Records shown —

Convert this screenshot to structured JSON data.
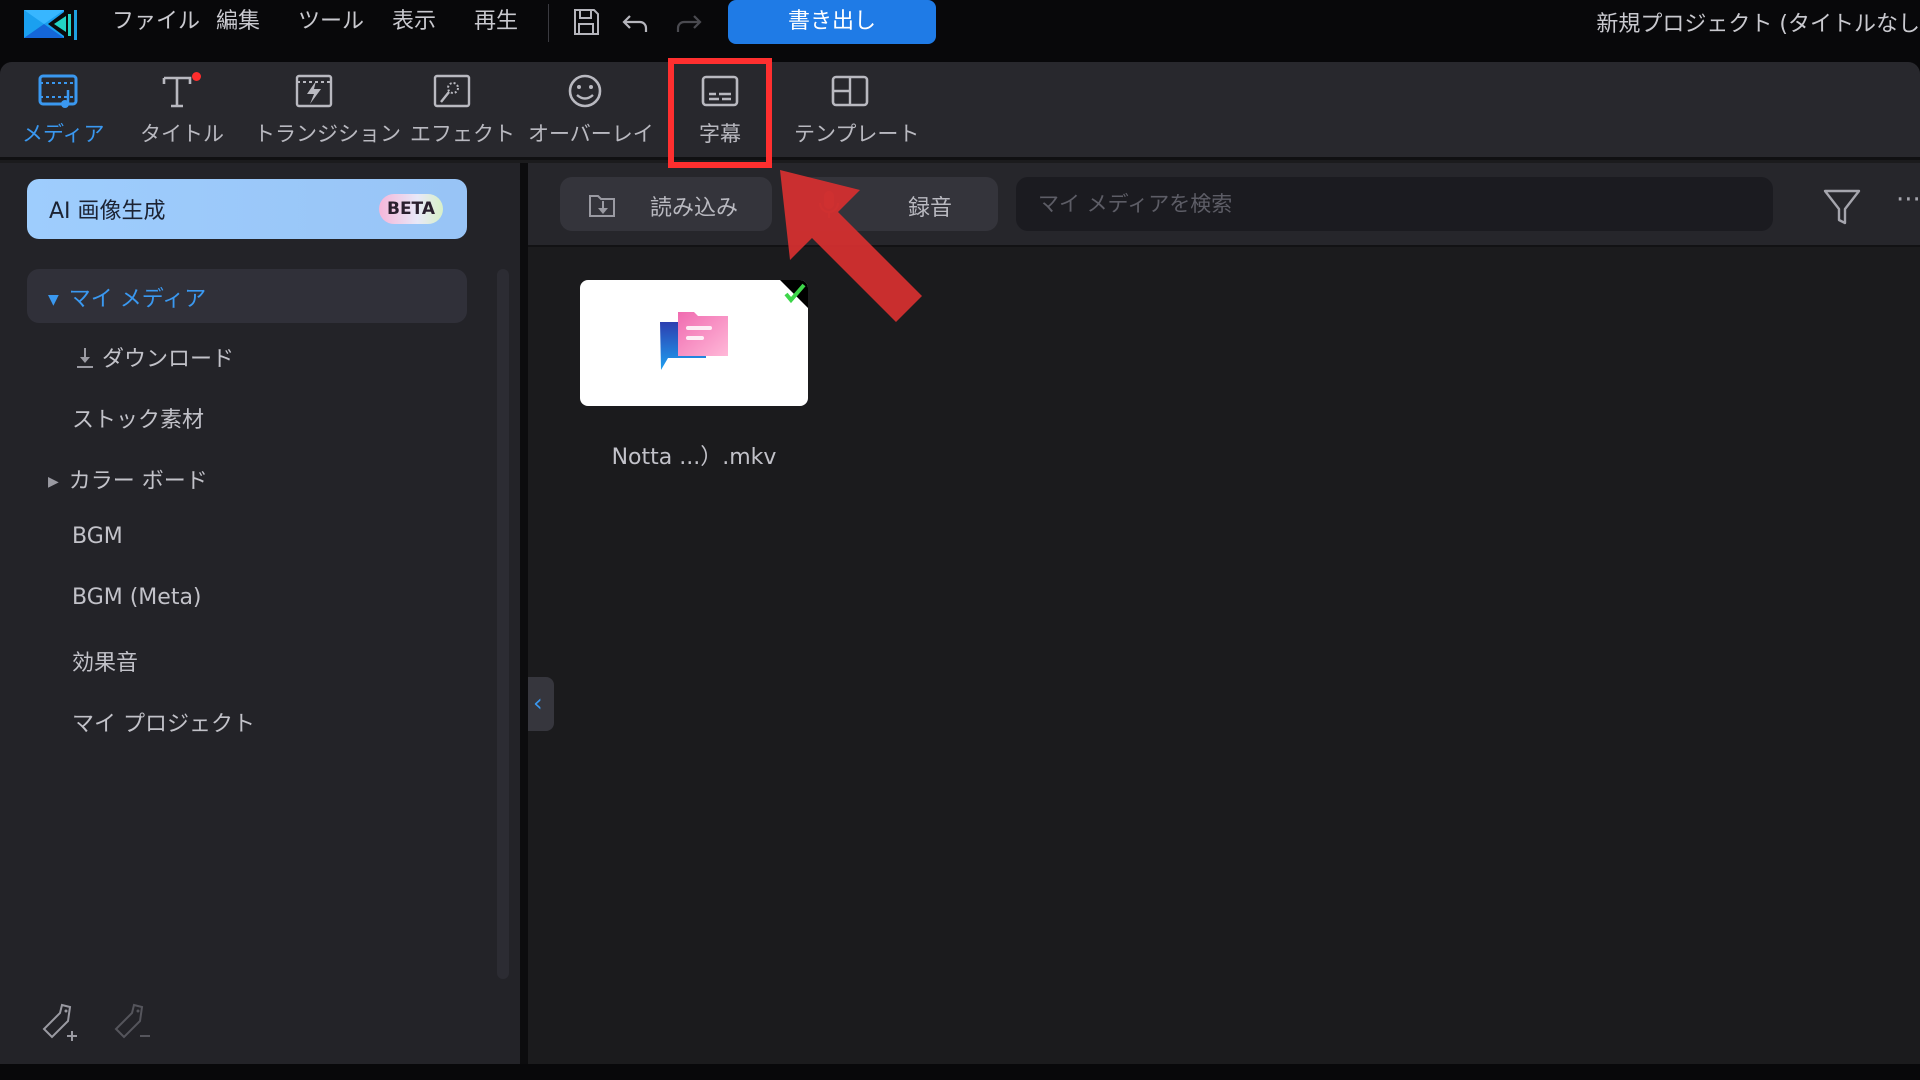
{
  "menubar": {
    "menus": [
      "ファイル",
      "編集",
      "ツール",
      "表示",
      "再生"
    ],
    "export_label": "書き出し",
    "project_title": "新規プロジェクト (タイトルなし",
    "icons": [
      "save-icon",
      "undo-icon",
      "redo-icon"
    ]
  },
  "categories": [
    {
      "label": "メディア",
      "icon": "media-icon",
      "active": true
    },
    {
      "label": "タイトル",
      "icon": "title-icon",
      "badge": "new-dot"
    },
    {
      "label": "トランジション",
      "icon": "transition-icon"
    },
    {
      "label": "エフェクト",
      "icon": "effect-icon"
    },
    {
      "label": "オーバーレイ",
      "icon": "overlay-icon"
    },
    {
      "label": "字幕",
      "icon": "subtitle-icon",
      "highlighted": true
    },
    {
      "label": "テンプレート",
      "icon": "template-icon"
    }
  ],
  "sidebar": {
    "ai_button_label": "AI 画像生成",
    "ai_badge": "BETA",
    "items": [
      {
        "label": "マイ メディア",
        "caret": "▼",
        "active": true
      },
      {
        "label": "ダウンロード",
        "icon": "download-icon"
      },
      {
        "label": "ストック素材"
      },
      {
        "label": "カラー ボード",
        "caret": "▶"
      },
      {
        "label": "BGM"
      },
      {
        "label": "BGM (Meta)"
      },
      {
        "label": "効果音"
      },
      {
        "label": "マイ プロジェクト"
      }
    ],
    "footer_icons": [
      "add-tag-icon",
      "remove-tag-icon"
    ]
  },
  "media_toolbar": {
    "import_label": "読み込み",
    "record_label": "録音",
    "search_placeholder": "マイ メディアを検索",
    "more_label": "···"
  },
  "media": {
    "items": [
      {
        "name": "Notta ...）.mkv",
        "checked": true
      }
    ],
    "collapse_glyph": "‹"
  },
  "colors": {
    "accent": "#3a98f0",
    "export": "#1f7be6",
    "highlight": "#ff2f2f",
    "annotation_arrow": "#d32f2f"
  }
}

Task instructions —
The records above are to be restated exactly, without their pictures.

Output of the task —
Convert this screenshot to structured JSON data.
{
  "menubar": {
    "menus": [
      "ファイル",
      "編集",
      "ツール",
      "表示",
      "再生"
    ],
    "export_label": "書き出し",
    "project_title": "新規プロジェクト (タイトルなし",
    "icons": [
      "save-icon",
      "undo-icon",
      "redo-icon"
    ]
  },
  "categories": [
    {
      "label": "メディア",
      "icon": "media-icon",
      "active": true
    },
    {
      "label": "タイトル",
      "icon": "title-icon",
      "badge": "new-dot"
    },
    {
      "label": "トランジション",
      "icon": "transition-icon"
    },
    {
      "label": "エフェクト",
      "icon": "effect-icon"
    },
    {
      "label": "オーバーレイ",
      "icon": "overlay-icon"
    },
    {
      "label": "字幕",
      "icon": "subtitle-icon",
      "highlighted": true
    },
    {
      "label": "テンプレート",
      "icon": "template-icon"
    }
  ],
  "sidebar": {
    "ai_button_label": "AI 画像生成",
    "ai_badge": "BETA",
    "items": [
      {
        "label": "マイ メディア",
        "caret": "▼",
        "active": true
      },
      {
        "label": "ダウンロード",
        "icon": "download-icon"
      },
      {
        "label": "ストック素材"
      },
      {
        "label": "カラー ボード",
        "caret": "▶"
      },
      {
        "label": "BGM"
      },
      {
        "label": "BGM (Meta)"
      },
      {
        "label": "効果音"
      },
      {
        "label": "マイ プロジェクト"
      }
    ],
    "footer_icons": [
      "add-tag-icon",
      "remove-tag-icon"
    ]
  },
  "media_toolbar": {
    "import_label": "読み込み",
    "record_label": "録音",
    "search_placeholder": "マイ メディアを検索",
    "more_label": "···"
  },
  "media": {
    "items": [
      {
        "name": "Notta ...）.mkv",
        "checked": true
      }
    ],
    "collapse_glyph": "‹"
  },
  "colors": {
    "accent": "#3a98f0",
    "export": "#1f7be6",
    "highlight": "#ff2f2f",
    "annotation_arrow": "#d32f2f"
  }
}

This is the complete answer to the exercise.